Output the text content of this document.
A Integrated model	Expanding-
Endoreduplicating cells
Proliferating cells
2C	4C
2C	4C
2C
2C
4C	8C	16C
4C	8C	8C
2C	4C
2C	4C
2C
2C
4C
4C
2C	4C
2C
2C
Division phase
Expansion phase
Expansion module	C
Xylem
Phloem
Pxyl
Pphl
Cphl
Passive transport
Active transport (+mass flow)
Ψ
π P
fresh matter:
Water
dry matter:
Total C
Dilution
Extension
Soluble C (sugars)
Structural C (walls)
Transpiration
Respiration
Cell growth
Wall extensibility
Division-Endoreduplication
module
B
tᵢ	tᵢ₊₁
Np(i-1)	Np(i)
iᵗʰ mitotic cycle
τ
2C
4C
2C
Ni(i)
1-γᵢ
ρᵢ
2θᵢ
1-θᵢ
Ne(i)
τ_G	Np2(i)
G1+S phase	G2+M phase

> _Exercise requirements_: Set the listing above down again exactly.

> _Exercise answer_:
Output the text content of this document.
A Integrated model	Expanding-
Endoreduplicating cells
Proliferating cells
2C	4C
2C	4C
2C
2C
4C	8C	16C
4C	8C	8C
2C	4C
2C	4C
2C
2C
4C
4C
2C	4C
2C
2C
Division phase
Expansion phase
Expansion module	C
Xylem
Phloem
Pxyl
Pphl
Cphl
Passive transport
Active transport (+mass flow)
Ψ
π P
fresh matter:
Water
dry matter:
Total C
Dilution
Extension
Soluble C (sugars)
Structural C (walls)
Transpiration
Respiration
Cell growth
Wall extensibility
Division-Endoreduplication
module
B
tᵢ	tᵢ₊₁
Np(i-1)	Np(i)
iᵗʰ mitotic cycle
τ
2C
4C
2C
Ni(i)
1-γᵢ
ρᵢ
2θᵢ
1-θᵢ
Ne(i)
τ_G	Np2(i)
G1+S phase	G2+M phase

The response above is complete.